Dataset records:

>> Start

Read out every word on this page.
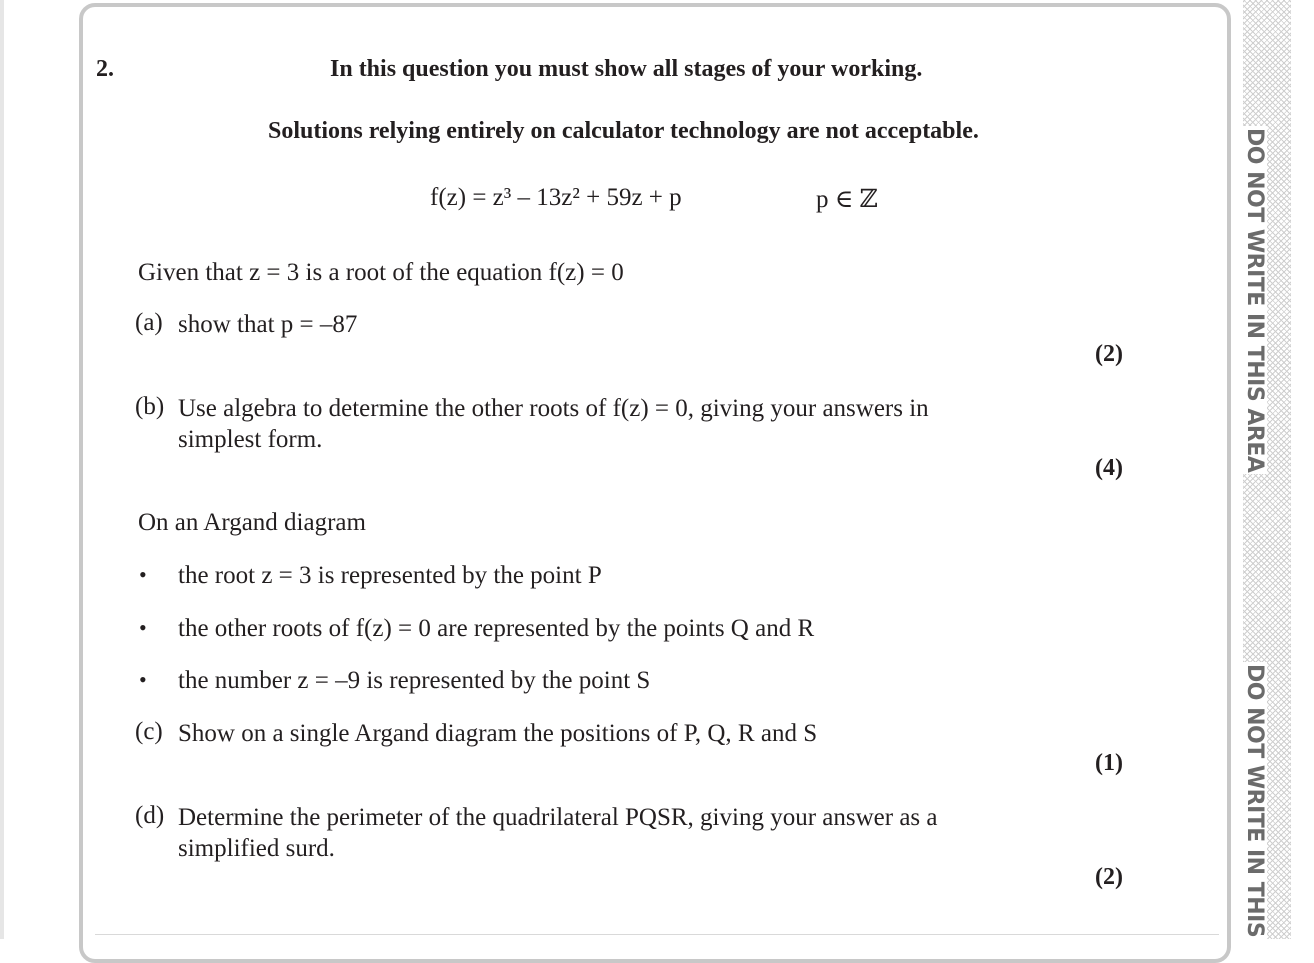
DO NOT WRITE IN THIS AREA
DO NOT WRITE IN THIS
2.	In this question you must show all stages of your working.
Solutions relying entirely on calculator technology are not acceptable.
f(z) = z³ – 13z² + 59z + p	p ∈ ℤ
Given that z = 3 is a root of the equation f(z) = 0
(a) show that p = –87
(2)
(b) Use algebra to determine the other roots of f(z) = 0, giving your answers in
simplest form.
(4)
On an Argand diagram
• the root z = 3 is represented by the point P
• the other roots of f(z) = 0 are represented by the points Q and R
• the number z = –9 is represented by the point S
(c) Show on a single Argand diagram the positions of P, Q, R and S
(1)
(d) Determine the perimeter of the quadrilateral PQSR, giving your answer as a
simplified surd.
(2)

>> End

Work required: Restate each entry word for word, please, but drop any images it holds.

Response to this task:
Read out every word on this page.
DO NOT WRITE IN THIS AREA
DO NOT WRITE IN THIS
2.	In this question you must show all stages of your working.
Solutions relying entirely on calculator technology are not acceptable.
f(z) = z³ – 13z² + 59z + p	p ∈ ℤ
Given that z = 3 is a root of the equation f(z) = 0
(a) show that p = –87
(2)
(b) Use algebra to determine the other roots of f(z) = 0, giving your answers in
simplest form.
(4)
On an Argand diagram
• the root z = 3 is represented by the point P
• the other roots of f(z) = 0 are represented by the points Q and R
• the number z = –9 is represented by the point S
(c) Show on a single Argand diagram the positions of P, Q, R and S
(1)
(d) Determine the perimeter of the quadrilateral PQSR, giving your answer as a
simplified surd.
(2)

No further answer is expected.